* _Exercise goal_:
Filter the records below for the word "JSON". Copy each line that holds it.

* _Figure collection entries_:
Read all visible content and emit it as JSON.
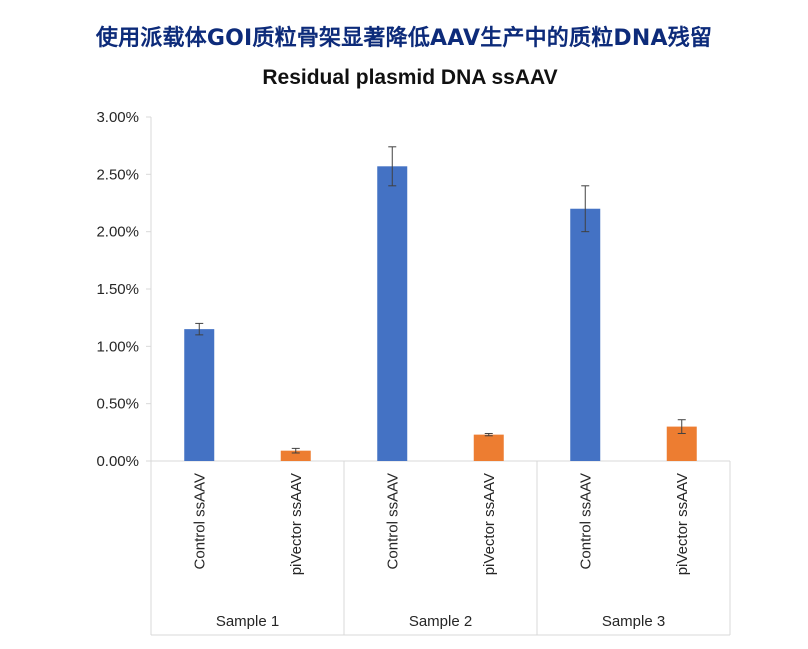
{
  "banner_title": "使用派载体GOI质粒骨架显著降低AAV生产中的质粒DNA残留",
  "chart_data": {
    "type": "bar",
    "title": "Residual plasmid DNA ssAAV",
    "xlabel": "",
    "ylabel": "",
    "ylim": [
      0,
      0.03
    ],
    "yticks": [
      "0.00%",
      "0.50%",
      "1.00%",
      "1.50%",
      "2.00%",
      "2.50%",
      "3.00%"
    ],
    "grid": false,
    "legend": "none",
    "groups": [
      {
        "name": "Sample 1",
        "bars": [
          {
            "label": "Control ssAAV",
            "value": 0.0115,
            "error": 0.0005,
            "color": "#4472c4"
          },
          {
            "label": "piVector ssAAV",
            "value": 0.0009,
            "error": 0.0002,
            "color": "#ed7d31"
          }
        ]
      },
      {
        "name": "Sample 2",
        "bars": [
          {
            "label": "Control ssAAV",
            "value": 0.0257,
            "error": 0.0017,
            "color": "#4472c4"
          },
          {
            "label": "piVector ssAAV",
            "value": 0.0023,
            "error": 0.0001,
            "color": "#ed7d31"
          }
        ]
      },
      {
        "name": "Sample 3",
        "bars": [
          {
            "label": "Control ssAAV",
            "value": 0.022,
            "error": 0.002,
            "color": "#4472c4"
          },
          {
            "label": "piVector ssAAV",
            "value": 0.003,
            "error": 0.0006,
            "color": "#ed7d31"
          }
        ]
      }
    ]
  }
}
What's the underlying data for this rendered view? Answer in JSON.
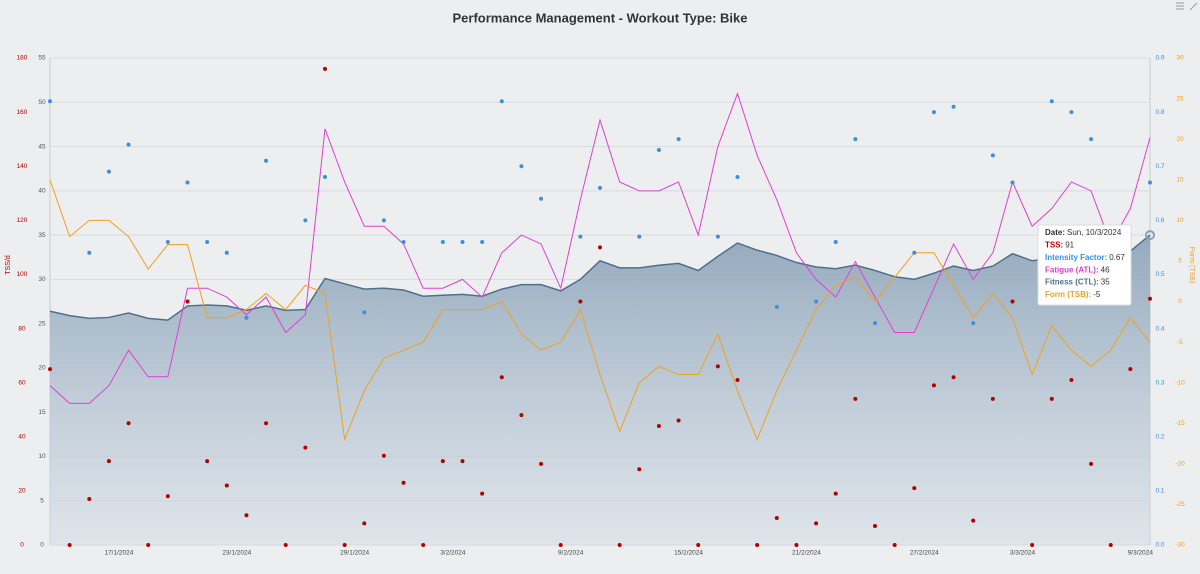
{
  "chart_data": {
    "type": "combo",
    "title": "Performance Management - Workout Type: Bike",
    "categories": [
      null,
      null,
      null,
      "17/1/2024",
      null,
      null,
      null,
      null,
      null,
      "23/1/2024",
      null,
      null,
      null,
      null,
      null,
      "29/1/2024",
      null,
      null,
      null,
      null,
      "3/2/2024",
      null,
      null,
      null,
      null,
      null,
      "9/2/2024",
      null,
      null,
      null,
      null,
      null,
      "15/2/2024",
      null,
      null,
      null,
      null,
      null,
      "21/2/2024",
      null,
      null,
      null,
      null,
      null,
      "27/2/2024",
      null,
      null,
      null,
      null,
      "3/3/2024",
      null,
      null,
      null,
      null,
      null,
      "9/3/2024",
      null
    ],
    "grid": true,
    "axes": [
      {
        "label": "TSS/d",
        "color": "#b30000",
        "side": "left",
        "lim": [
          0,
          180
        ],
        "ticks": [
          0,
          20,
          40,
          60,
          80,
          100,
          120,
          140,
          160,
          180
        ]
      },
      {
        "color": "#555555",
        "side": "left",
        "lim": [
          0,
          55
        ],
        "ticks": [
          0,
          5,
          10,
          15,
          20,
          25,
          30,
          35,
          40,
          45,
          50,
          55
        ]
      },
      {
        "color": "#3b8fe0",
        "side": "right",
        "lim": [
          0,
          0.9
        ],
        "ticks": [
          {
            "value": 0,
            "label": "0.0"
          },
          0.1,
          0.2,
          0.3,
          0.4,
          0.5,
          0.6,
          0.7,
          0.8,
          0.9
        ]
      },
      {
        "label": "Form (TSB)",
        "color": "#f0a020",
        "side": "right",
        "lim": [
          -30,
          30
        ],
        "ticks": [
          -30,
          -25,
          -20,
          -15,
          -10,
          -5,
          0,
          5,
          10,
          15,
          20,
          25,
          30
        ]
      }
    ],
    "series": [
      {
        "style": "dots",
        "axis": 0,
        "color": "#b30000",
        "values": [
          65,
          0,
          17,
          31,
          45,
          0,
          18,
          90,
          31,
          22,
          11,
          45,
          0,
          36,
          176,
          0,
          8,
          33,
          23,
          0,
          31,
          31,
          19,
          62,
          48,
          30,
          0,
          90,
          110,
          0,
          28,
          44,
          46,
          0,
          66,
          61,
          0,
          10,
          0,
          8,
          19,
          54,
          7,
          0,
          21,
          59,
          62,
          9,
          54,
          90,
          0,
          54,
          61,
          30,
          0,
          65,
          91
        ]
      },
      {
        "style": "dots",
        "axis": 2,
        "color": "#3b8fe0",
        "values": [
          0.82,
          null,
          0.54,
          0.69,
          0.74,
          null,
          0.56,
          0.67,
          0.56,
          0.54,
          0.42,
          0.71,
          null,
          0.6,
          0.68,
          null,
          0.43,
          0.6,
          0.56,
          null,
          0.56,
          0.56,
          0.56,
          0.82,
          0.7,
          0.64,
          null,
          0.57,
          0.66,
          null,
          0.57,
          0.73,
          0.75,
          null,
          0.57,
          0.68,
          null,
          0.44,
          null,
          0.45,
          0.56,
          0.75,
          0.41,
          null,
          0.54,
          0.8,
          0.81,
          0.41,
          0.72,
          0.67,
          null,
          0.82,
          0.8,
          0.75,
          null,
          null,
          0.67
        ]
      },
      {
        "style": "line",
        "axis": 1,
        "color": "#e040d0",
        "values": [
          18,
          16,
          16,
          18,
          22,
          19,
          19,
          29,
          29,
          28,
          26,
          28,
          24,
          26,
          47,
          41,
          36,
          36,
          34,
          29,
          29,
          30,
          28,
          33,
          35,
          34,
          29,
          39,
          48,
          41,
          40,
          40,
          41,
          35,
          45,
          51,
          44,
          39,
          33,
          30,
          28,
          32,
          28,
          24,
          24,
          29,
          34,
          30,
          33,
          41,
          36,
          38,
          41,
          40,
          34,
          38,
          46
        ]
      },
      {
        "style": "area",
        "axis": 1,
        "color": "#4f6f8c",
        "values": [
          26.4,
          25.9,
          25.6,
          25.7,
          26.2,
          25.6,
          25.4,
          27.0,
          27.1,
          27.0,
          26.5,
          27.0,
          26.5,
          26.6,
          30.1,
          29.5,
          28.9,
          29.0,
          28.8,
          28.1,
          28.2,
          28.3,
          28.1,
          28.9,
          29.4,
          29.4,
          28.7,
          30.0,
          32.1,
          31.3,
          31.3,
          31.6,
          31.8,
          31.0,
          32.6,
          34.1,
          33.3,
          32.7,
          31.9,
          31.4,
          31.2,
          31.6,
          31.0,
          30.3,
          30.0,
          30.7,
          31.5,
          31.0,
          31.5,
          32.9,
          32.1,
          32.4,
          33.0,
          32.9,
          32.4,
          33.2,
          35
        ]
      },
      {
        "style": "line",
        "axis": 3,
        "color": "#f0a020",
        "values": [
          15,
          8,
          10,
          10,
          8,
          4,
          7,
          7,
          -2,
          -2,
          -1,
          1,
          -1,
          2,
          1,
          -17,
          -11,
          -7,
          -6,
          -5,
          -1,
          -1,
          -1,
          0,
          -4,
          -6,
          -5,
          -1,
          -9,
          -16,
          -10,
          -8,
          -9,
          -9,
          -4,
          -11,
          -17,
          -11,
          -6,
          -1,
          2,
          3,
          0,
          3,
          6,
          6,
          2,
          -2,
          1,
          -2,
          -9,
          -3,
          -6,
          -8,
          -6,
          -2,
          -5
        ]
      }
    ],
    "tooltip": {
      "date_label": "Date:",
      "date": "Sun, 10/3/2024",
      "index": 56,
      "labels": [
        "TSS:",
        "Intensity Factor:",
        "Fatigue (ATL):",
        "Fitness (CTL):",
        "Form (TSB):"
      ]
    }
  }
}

* _The completed task_:
Read all visible content and emit it as JSON.
What's the underlying data for this rendered view? Answer in JSON.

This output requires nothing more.